### DESCRIPTION OF THE TASK
For every line in the data below that contains "sola", copy the line.

==========

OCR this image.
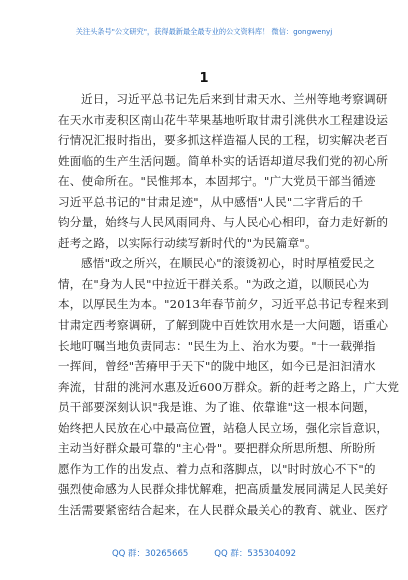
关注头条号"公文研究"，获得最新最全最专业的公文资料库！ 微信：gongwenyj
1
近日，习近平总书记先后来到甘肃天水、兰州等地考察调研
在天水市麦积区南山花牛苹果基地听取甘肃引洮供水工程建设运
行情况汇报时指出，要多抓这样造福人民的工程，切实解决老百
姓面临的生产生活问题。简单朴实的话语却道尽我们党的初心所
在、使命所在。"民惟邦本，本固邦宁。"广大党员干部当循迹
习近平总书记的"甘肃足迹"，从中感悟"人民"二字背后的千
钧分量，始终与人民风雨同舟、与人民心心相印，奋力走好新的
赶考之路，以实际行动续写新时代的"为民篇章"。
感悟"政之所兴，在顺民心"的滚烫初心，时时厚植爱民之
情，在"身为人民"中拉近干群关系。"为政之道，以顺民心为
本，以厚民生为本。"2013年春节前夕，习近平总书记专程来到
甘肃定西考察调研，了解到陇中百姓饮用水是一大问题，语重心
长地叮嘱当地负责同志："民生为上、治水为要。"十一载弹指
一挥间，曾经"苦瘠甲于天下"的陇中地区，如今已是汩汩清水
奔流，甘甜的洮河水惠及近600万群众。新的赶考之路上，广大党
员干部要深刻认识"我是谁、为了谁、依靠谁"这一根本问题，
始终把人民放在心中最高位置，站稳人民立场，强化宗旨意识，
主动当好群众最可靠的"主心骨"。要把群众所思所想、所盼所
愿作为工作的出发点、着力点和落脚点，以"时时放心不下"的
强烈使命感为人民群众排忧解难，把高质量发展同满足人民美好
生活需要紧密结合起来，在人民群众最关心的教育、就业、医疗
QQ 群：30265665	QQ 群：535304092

==========

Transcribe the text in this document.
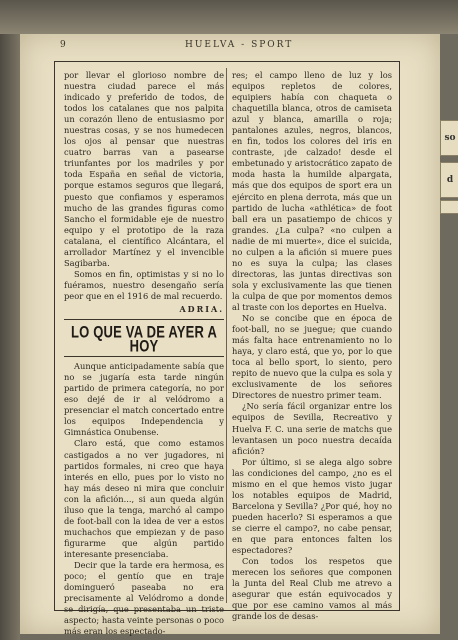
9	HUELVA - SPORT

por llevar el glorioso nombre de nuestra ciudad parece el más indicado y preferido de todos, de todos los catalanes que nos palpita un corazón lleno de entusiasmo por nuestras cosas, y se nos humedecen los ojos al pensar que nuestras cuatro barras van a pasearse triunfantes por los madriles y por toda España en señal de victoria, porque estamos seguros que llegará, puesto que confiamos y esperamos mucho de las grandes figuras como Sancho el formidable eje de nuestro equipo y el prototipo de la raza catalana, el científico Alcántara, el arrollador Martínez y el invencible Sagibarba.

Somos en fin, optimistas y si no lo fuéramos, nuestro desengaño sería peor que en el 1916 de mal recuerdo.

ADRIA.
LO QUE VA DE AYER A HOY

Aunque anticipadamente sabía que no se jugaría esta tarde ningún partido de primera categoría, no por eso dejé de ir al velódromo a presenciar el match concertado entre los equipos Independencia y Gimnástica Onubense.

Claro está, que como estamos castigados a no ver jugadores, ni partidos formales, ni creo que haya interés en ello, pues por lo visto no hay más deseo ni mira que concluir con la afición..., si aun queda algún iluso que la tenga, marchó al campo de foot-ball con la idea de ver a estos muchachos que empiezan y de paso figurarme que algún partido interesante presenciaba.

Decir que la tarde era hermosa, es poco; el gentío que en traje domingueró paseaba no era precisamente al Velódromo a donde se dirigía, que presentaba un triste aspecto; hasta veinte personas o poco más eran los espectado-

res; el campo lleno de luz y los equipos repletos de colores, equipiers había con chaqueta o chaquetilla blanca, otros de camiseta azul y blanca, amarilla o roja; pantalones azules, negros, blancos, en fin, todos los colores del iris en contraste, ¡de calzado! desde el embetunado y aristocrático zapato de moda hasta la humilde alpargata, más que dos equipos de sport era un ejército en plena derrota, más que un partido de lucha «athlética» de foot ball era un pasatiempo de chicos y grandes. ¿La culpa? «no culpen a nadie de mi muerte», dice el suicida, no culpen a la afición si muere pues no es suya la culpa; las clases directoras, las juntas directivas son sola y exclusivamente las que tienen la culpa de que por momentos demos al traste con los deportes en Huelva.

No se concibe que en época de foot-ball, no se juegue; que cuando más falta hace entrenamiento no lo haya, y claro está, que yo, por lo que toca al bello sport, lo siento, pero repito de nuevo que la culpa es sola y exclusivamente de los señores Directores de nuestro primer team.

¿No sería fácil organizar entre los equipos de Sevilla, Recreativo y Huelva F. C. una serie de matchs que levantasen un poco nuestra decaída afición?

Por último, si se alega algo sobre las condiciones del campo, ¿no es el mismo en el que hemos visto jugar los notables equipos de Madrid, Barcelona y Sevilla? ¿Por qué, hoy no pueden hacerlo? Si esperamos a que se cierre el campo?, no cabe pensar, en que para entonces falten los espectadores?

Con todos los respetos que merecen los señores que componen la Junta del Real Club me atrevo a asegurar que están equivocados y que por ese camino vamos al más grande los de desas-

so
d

==========

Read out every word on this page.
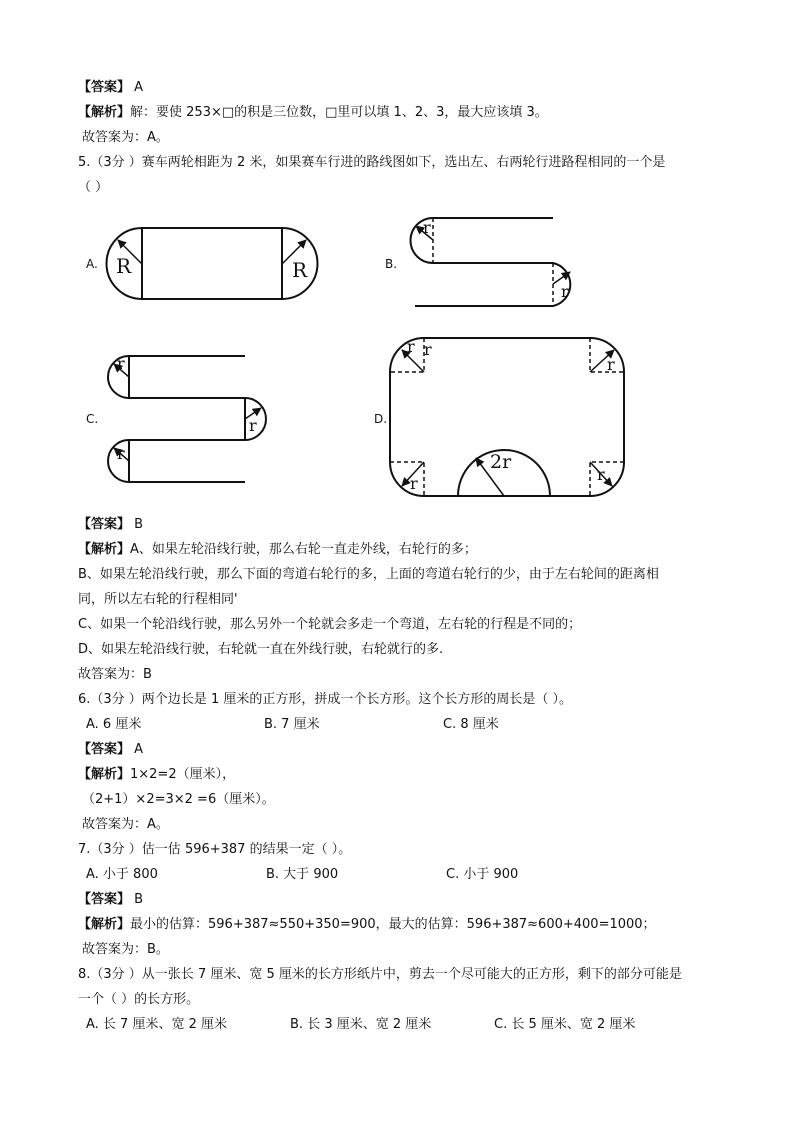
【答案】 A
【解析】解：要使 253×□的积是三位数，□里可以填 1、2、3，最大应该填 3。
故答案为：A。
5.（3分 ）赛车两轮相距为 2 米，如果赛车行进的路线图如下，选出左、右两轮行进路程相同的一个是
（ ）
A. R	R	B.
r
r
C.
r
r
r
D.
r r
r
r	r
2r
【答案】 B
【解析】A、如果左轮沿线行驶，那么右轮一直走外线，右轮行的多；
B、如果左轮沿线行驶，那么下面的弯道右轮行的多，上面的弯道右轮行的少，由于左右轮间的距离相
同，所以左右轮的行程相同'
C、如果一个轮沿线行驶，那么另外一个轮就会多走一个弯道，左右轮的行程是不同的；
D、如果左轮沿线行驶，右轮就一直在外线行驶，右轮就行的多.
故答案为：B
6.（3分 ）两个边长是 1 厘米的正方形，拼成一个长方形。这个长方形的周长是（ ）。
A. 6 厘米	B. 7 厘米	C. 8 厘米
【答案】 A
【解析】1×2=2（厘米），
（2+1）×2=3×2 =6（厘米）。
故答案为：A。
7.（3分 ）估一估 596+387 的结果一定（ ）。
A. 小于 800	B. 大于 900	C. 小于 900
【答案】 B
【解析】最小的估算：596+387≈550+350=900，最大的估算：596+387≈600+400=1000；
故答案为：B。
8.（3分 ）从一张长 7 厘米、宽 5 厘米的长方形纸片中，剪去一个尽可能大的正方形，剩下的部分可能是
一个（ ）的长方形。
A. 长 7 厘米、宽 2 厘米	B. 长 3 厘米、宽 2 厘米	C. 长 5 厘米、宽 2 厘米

==========

### REPLY
res; el campo lleno de luz y los equipos repletos de colores, equipiers había con chaqueta o chaquetilla blanca, otros de camiseta azul y blanca, amarilla o roja; pantalones azules, negros, blancos, en fin, todos los colores del iris en contraste, ¡de calzado! desde el embetunado y aristocrático zapato de moda hasta la humilde alpargata, más que dos equipos de sport era un ejército en plena derrota, más que un partido de lucha «athlética» de foot ball era un pasatiempo de chicos y grandes. ¿La culpa? «no culpen a nadie de mi muerte», dice el suicida, no culpen a la afición si muere pues no es suya la culpa; las clases directoras, las juntas directivas son sola y exclusivamente las que tienen la culpa de que por momentos demos al traste con los deportes en Huelva.
No se concibe que en época de foot-ball, no se juegue; que cuando más falta hace entrenamiento no lo haya, y claro está, que yo, por lo que toca al bello sport, lo siento, pero repito de nuevo que la culpa es sola y exclusivamente de los señores Directores de nuestro primer team.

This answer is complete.